[Provided data]:

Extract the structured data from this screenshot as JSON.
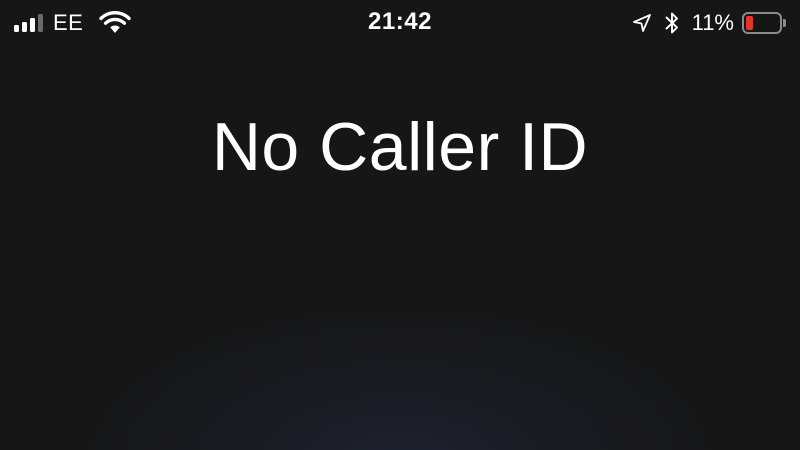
{
  "status_bar": {
    "carrier": "EE",
    "time": "21:42",
    "battery_percent_label": "11%",
    "battery_level": 0.11,
    "battery_color": "#e5322b",
    "signal_bars_active": 3,
    "signal_bars_total": 4,
    "icons": [
      "signal-icon",
      "wifi-icon",
      "location-icon",
      "bluetooth-icon",
      "battery-icon"
    ]
  },
  "call": {
    "caller_name": "No Caller ID"
  },
  "colors": {
    "background": "#161616",
    "text": "#ffffff"
  }
}
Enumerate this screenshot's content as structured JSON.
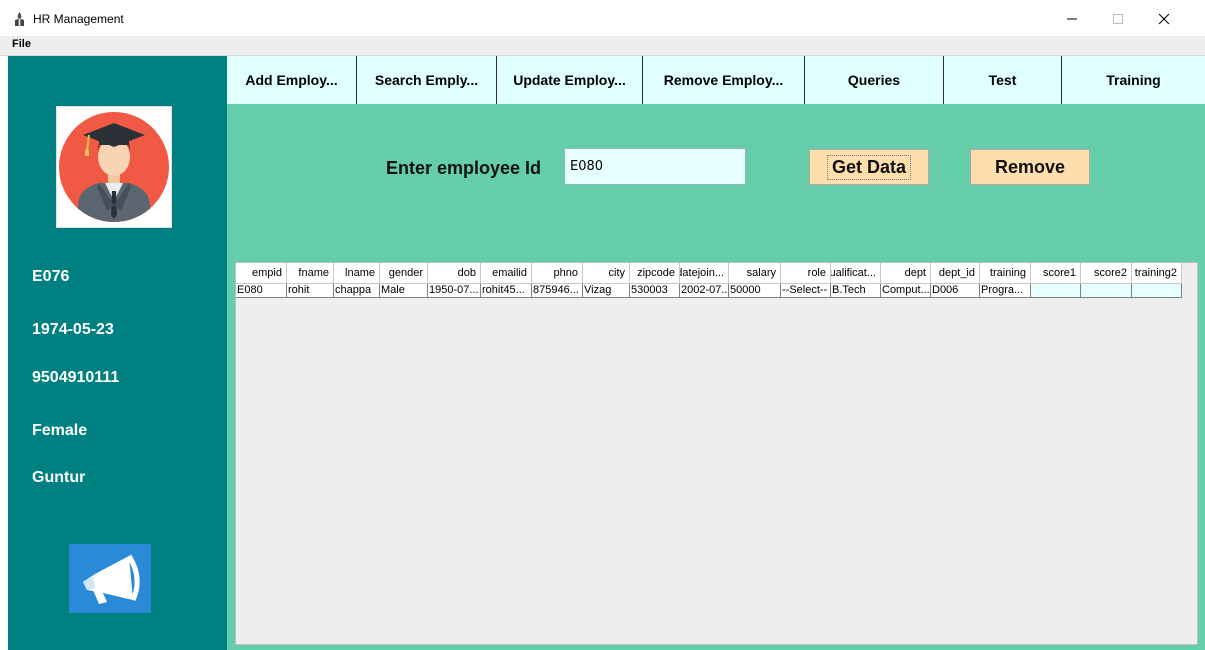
{
  "window": {
    "title": "HR Management",
    "menu": [
      "File"
    ]
  },
  "sidebar": {
    "empid": "E076",
    "dob": "1974-05-23",
    "phone": "9504910111",
    "gender": "Female",
    "city": "Guntur"
  },
  "tabs": [
    "Add Employ...",
    "Search Emply...",
    "Update Employ...",
    "Remove Employ...",
    "Queries",
    "Test",
    "Training"
  ],
  "form": {
    "label": "Enter employee Id",
    "empid_value": "E080",
    "get_data_label": "Get Data",
    "remove_label": "Remove"
  },
  "table": {
    "columns": [
      "empid",
      "fname",
      "lname",
      "gender",
      "dob",
      "emailid",
      "phno",
      "city",
      "zipcode",
      "datejoin...",
      "salary",
      "role",
      "qualificat...",
      "dept",
      "dept_id",
      "training",
      "score1",
      "score2",
      "training2"
    ],
    "rows": [
      [
        "E080",
        "rohit",
        "chappa",
        "Male",
        "1950-07...",
        "rohit45...",
        "875946...",
        "Vizag",
        "530003",
        "2002-07...",
        "50000",
        "--Select--",
        "B.Tech",
        "Comput...",
        "D006",
        "Progra...",
        "",
        "",
        ""
      ]
    ]
  },
  "colors": {
    "sidebar": "#008080",
    "main": "#66cdaa",
    "tab": "#e0ffff",
    "button": "#ffdead",
    "table_bg": "#eeeeee"
  }
}
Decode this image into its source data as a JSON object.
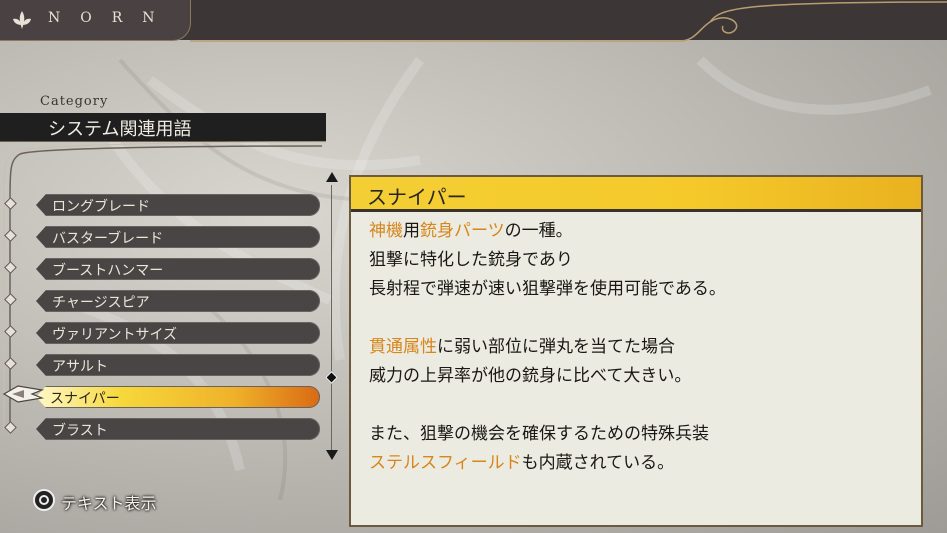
{
  "brand": {
    "name": "NORN",
    "icon": "fleur-icon"
  },
  "category": {
    "caption": "Category",
    "title": "システム関連用語"
  },
  "list": {
    "items": [
      {
        "label": "ロングブレード"
      },
      {
        "label": "バスターブレード"
      },
      {
        "label": "ブーストハンマー"
      },
      {
        "label": "チャージスピア"
      },
      {
        "label": "ヴァリアントサイズ"
      },
      {
        "label": "アサルト"
      },
      {
        "label": "スナイパー",
        "selected": true
      },
      {
        "label": "ブラスト"
      }
    ]
  },
  "detail": {
    "title": "スナイパー",
    "paragraphs": [
      [
        [
          {
            "t": "神機",
            "hl": true
          },
          {
            "t": "用"
          },
          {
            "t": "銃身パーツ",
            "hl": true
          },
          {
            "t": "の一種。"
          }
        ],
        [
          {
            "t": "狙撃に特化した銃身であり"
          }
        ],
        [
          {
            "t": "長射程で弾速が速い狙撃弾を使用可能である。"
          }
        ]
      ],
      [
        [
          {
            "t": "貫通属性",
            "hl": true
          },
          {
            "t": "に弱い部位に弾丸を当てた場合"
          }
        ],
        [
          {
            "t": "威力の上昇率が他の銃身に比べて大きい。"
          }
        ]
      ],
      [
        [
          {
            "t": "また、狙撃の機会を確保するための特殊兵装"
          }
        ],
        [
          {
            "t": "ステルスフィールド",
            "hl": true
          },
          {
            "t": "も内蔵されている。"
          }
        ]
      ]
    ]
  },
  "hint": {
    "button_icon": "circle-button-icon",
    "label": "テキスト表示"
  },
  "colors": {
    "highlight": "#d6861a",
    "header_yellow": "#f3cf35",
    "selected_gradient_start": "#fff8c8",
    "selected_gradient_end": "#d96a14",
    "item_bg": "#4a4545",
    "topbar": "#3d3636"
  }
}
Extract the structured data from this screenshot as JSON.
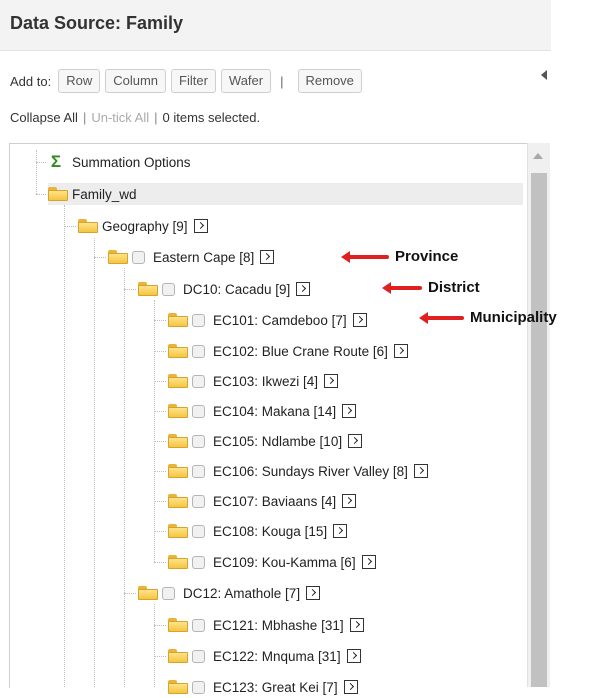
{
  "header": {
    "title": "Data Source: Family"
  },
  "toolbar": {
    "add_to_label": "Add to:",
    "buttons": {
      "row": "Row",
      "column": "Column",
      "filter": "Filter",
      "wafer": "Wafer",
      "remove": "Remove"
    },
    "separator": "|"
  },
  "links": {
    "collapse_all": "Collapse All",
    "untick_all": "Un-tick All",
    "items_selected": "0 items selected.",
    "pipe": "|"
  },
  "tree": {
    "summation": "Summation Options",
    "root": "Family_wd",
    "geography": "Geography [9]",
    "eastern_cape": "Eastern Cape [8]",
    "dc10": "DC10: Cacadu [9]",
    "dc10_items": [
      "EC101: Camdeboo [7]",
      "EC102: Blue Crane Route [6]",
      "EC103: Ikwezi [4]",
      "EC104: Makana [14]",
      "EC105: Ndlambe [10]",
      "EC106: Sundays River Valley [8]",
      "EC107: Baviaans [4]",
      "EC108: Kouga [15]",
      "EC109: Kou-Kamma [6]"
    ],
    "dc12": "DC12: Amathole [7]",
    "dc12_items": [
      "EC121: Mbhashe [31]",
      "EC122: Mnquma [31]",
      "EC123: Great Kei [7]"
    ]
  },
  "annotations": {
    "province": "Province",
    "district": "District",
    "municipality": "Municipality",
    "arrow_color": "#e02020"
  },
  "colors": {
    "folder": "#f4c542",
    "sigma": "#2f8a1e",
    "header_bg": "#f3f3f3"
  },
  "icons": [
    "sigma-icon",
    "folder-icon",
    "checkbox-icon",
    "expand-icon",
    "arrow-left-icon",
    "scroll-up-icon"
  ]
}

[Directions for this task]: Each entry above is to be written out again unchanged, apart from the pictures, which are left out.

[Solution to the problem]:
Extract the structured data from this screenshot as JSON.
{
  "status_bar": {
    "carrier": "EE",
    "time": "21:42",
    "battery_percent_label": "11%",
    "battery_level": 0.11,
    "battery_color": "#e5322b",
    "signal_bars_active": 3,
    "signal_bars_total": 4,
    "icons": [
      "signal-icon",
      "wifi-icon",
      "location-icon",
      "bluetooth-icon",
      "battery-icon"
    ]
  },
  "call": {
    "caller_name": "No Caller ID"
  },
  "colors": {
    "background": "#161616",
    "text": "#ffffff"
  }
}
Enumerate this screenshot's content as structured JSON.
{
  "window": {
    "title": "HR Management",
    "menu": [
      "File"
    ]
  },
  "sidebar": {
    "empid": "E076",
    "dob": "1974-05-23",
    "phone": "9504910111",
    "gender": "Female",
    "city": "Guntur"
  },
  "tabs": [
    "Add Employ...",
    "Search Emply...",
    "Update Employ...",
    "Remove Employ...",
    "Queries",
    "Test",
    "Training"
  ],
  "form": {
    "label": "Enter employee Id",
    "empid_value": "E080",
    "get_data_label": "Get Data",
    "remove_label": "Remove"
  },
  "table": {
    "columns": [
      "empid",
      "fname",
      "lname",
      "gender",
      "dob",
      "emailid",
      "phno",
      "city",
      "zipcode",
      "datejoin...",
      "salary",
      "role",
      "qualificat...",
      "dept",
      "dept_id",
      "training",
      "score1",
      "score2",
      "training2"
    ],
    "rows": [
      [
        "E080",
        "rohit",
        "chappa",
        "Male",
        "1950-07...",
        "rohit45...",
        "875946...",
        "Vizag",
        "530003",
        "2002-07...",
        "50000",
        "--Select--",
        "B.Tech",
        "Comput...",
        "D006",
        "Progra...",
        "",
        "",
        ""
      ]
    ]
  },
  "colors": {
    "sidebar": "#008080",
    "main": "#66cdaa",
    "tab": "#e0ffff",
    "button": "#ffdead",
    "table_bg": "#eeeeee"
  }
}
Decode this image into its source data as a JSON object.
{
  "brand": {
    "name": "NORN",
    "icon": "fleur-icon"
  },
  "category": {
    "caption": "Category",
    "title": "システム関連用語"
  },
  "list": {
    "items": [
      {
        "label": "ロングブレード"
      },
      {
        "label": "バスターブレード"
      },
      {
        "label": "ブーストハンマー"
      },
      {
        "label": "チャージスピア"
      },
      {
        "label": "ヴァリアントサイズ"
      },
      {
        "label": "アサルト"
      },
      {
        "label": "スナイパー",
        "selected": true
      },
      {
        "label": "ブラスト"
      }
    ]
  },
  "detail": {
    "title": "スナイパー",
    "paragraphs": [
      [
        [
          {
            "t": "神機",
            "hl": true
          },
          {
            "t": "用"
          },
          {
            "t": "銃身パーツ",
            "hl": true
          },
          {
            "t": "の一種。"
          }
        ],
        [
          {
            "t": "狙撃に特化した銃身であり"
          }
        ],
        [
          {
            "t": "長射程で弾速が速い狙撃弾を使用可能である。"
          }
        ]
      ],
      [
        [
          {
            "t": "貫通属性",
            "hl": true
          },
          {
            "t": "に弱い部位に弾丸を当てた場合"
          }
        ],
        [
          {
            "t": "威力の上昇率が他の銃身に比べて大きい。"
          }
        ]
      ],
      [
        [
          {
            "t": "また、狙撃の機会を確保するための特殊兵装"
          }
        ],
        [
          {
            "t": "ステルスフィールド",
            "hl": true
          },
          {
            "t": "も内蔵されている。"
          }
        ]
      ]
    ]
  },
  "hint": {
    "button_icon": "circle-button-icon",
    "label": "テキスト表示"
  },
  "colors": {
    "highlight": "#d6861a",
    "header_yellow": "#f3cf35",
    "selected_gradient_start": "#fff8c8",
    "selected_gradient_end": "#d96a14",
    "item_bg": "#4a4545",
    "topbar": "#3d3636"
  }
}
Extract the structured data from this screenshot as JSON.
{
  "header": {
    "title": "Data Source: Family"
  },
  "toolbar": {
    "add_to_label": "Add to:",
    "buttons": {
      "row": "Row",
      "column": "Column",
      "filter": "Filter",
      "wafer": "Wafer",
      "remove": "Remove"
    },
    "separator": "|"
  },
  "links": {
    "collapse_all": "Collapse All",
    "untick_all": "Un-tick All",
    "items_selected": "0 items selected.",
    "pipe": "|"
  },
  "tree": {
    "summation": "Summation Options",
    "root": "Family_wd",
    "geography": "Geography [9]",
    "eastern_cape": "Eastern Cape [8]",
    "dc10": "DC10: Cacadu [9]",
    "dc10_items": [
      "EC101: Camdeboo [7]",
      "EC102: Blue Crane Route [6]",
      "EC103: Ikwezi [4]",
      "EC104: Makana [14]",
      "EC105: Ndlambe [10]",
      "EC106: Sundays River Valley [8]",
      "EC107: Baviaans [4]",
      "EC108: Kouga [15]",
      "EC109: Kou-Kamma [6]"
    ],
    "dc12": "DC12: Amathole [7]",
    "dc12_items": [
      "EC121: Mbhashe [31]",
      "EC122: Mnquma [31]",
      "EC123: Great Kei [7]"
    ]
  },
  "annotations": {
    "province": "Province",
    "district": "District",
    "municipality": "Municipality",
    "arrow_color": "#e02020"
  },
  "colors": {
    "folder": "#f4c542",
    "sigma": "#2f8a1e",
    "header_bg": "#f3f3f3"
  },
  "icons": [
    "sigma-icon",
    "folder-icon",
    "checkbox-icon",
    "expand-icon",
    "arrow-left-icon",
    "scroll-up-icon"
  ]
}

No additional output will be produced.